Make an exact copy of the listing below.

[Figure collection entries]
********************
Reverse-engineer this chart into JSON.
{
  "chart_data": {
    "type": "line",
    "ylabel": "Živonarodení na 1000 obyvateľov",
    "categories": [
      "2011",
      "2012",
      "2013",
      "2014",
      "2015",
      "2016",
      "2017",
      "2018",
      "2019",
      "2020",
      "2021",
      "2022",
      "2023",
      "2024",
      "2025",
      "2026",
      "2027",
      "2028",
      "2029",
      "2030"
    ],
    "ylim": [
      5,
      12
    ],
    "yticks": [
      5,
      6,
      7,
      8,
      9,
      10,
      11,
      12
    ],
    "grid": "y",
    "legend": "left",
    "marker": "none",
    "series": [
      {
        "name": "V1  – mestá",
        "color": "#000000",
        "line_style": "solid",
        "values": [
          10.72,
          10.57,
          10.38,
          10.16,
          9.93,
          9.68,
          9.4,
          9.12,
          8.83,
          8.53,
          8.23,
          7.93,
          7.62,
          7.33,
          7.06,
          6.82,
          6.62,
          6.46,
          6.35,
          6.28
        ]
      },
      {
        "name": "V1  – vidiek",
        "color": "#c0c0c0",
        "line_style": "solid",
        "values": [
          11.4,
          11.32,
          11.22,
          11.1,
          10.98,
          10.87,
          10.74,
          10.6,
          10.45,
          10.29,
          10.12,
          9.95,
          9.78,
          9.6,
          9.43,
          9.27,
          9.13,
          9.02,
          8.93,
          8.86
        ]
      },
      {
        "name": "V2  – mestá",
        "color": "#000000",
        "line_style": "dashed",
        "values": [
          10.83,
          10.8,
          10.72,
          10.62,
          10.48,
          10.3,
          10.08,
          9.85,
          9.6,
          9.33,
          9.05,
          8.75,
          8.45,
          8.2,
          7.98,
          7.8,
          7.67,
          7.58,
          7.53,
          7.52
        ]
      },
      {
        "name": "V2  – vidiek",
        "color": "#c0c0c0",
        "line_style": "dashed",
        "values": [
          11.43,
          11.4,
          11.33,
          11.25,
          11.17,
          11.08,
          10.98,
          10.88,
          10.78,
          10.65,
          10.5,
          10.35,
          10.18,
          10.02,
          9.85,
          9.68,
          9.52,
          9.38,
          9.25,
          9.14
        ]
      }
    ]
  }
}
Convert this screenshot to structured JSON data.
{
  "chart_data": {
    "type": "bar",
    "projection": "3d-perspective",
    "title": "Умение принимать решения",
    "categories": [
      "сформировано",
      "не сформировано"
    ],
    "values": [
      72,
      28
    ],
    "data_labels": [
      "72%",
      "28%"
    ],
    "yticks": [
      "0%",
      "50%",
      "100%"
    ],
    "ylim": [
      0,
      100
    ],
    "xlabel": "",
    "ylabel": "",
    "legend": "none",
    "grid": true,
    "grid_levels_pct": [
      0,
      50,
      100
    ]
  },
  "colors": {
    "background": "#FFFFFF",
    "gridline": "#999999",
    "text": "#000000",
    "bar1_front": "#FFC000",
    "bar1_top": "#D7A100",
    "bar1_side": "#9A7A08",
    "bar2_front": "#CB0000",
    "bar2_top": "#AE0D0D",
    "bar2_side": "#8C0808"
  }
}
********************
**Solution to the problem**
Reverse-engineer this chart into JSON.
{
  "chart_data": {
    "type": "line",
    "ylabel": "Živonarodení na 1000 obyvateľov",
    "categories": [
      "2011",
      "2012",
      "2013",
      "2014",
      "2015",
      "2016",
      "2017",
      "2018",
      "2019",
      "2020",
      "2021",
      "2022",
      "2023",
      "2024",
      "2025",
      "2026",
      "2027",
      "2028",
      "2029",
      "2030"
    ],
    "ylim": [
      5,
      12
    ],
    "yticks": [
      5,
      6,
      7,
      8,
      9,
      10,
      11,
      12
    ],
    "grid": "y",
    "legend": "left",
    "marker": "none",
    "series": [
      {
        "name": "V1  – mestá",
        "color": "#000000",
        "line_style": "solid",
        "values": [
          10.72,
          10.57,
          10.38,
          10.16,
          9.93,
          9.68,
          9.4,
          9.12,
          8.83,
          8.53,
          8.23,
          7.93,
          7.62,
          7.33,
          7.06,
          6.82,
          6.62,
          6.46,
          6.35,
          6.28
        ]
      },
      {
        "name": "V1  – vidiek",
        "color": "#c0c0c0",
        "line_style": "solid",
        "values": [
          11.4,
          11.32,
          11.22,
          11.1,
          10.98,
          10.87,
          10.74,
          10.6,
          10.45,
          10.29,
          10.12,
          9.95,
          9.78,
          9.6,
          9.43,
          9.27,
          9.13,
          9.02,
          8.93,
          8.86
        ]
      },
      {
        "name": "V2  – mestá",
        "color": "#000000",
        "line_style": "dashed",
        "values": [
          10.83,
          10.8,
          10.72,
          10.62,
          10.48,
          10.3,
          10.08,
          9.85,
          9.6,
          9.33,
          9.05,
          8.75,
          8.45,
          8.2,
          7.98,
          7.8,
          7.67,
          7.58,
          7.53,
          7.52
        ]
      },
      {
        "name": "V2  – vidiek",
        "color": "#c0c0c0",
        "line_style": "dashed",
        "values": [
          11.43,
          11.4,
          11.33,
          11.25,
          11.17,
          11.08,
          10.98,
          10.88,
          10.78,
          10.65,
          10.5,
          10.35,
          10.18,
          10.02,
          9.85,
          9.68,
          9.52,
          9.38,
          9.25,
          9.14
        ]
      }
    ]
  }
}
Convert this screenshot to structured JSON data.
{
  "chart_data": {
    "type": "bar",
    "projection": "3d-perspective",
    "title": "Умение принимать решения",
    "categories": [
      "сформировано",
      "не сформировано"
    ],
    "values": [
      72,
      28
    ],
    "data_labels": [
      "72%",
      "28%"
    ],
    "yticks": [
      "0%",
      "50%",
      "100%"
    ],
    "ylim": [
      0,
      100
    ],
    "xlabel": "",
    "ylabel": "",
    "legend": "none",
    "grid": true,
    "grid_levels_pct": [
      0,
      50,
      100
    ]
  },
  "colors": {
    "background": "#FFFFFF",
    "gridline": "#999999",
    "text": "#000000",
    "bar1_front": "#FFC000",
    "bar1_top": "#D7A100",
    "bar1_side": "#9A7A08",
    "bar2_front": "#CB0000",
    "bar2_top": "#AE0D0D",
    "bar2_side": "#8C0808"
  }
}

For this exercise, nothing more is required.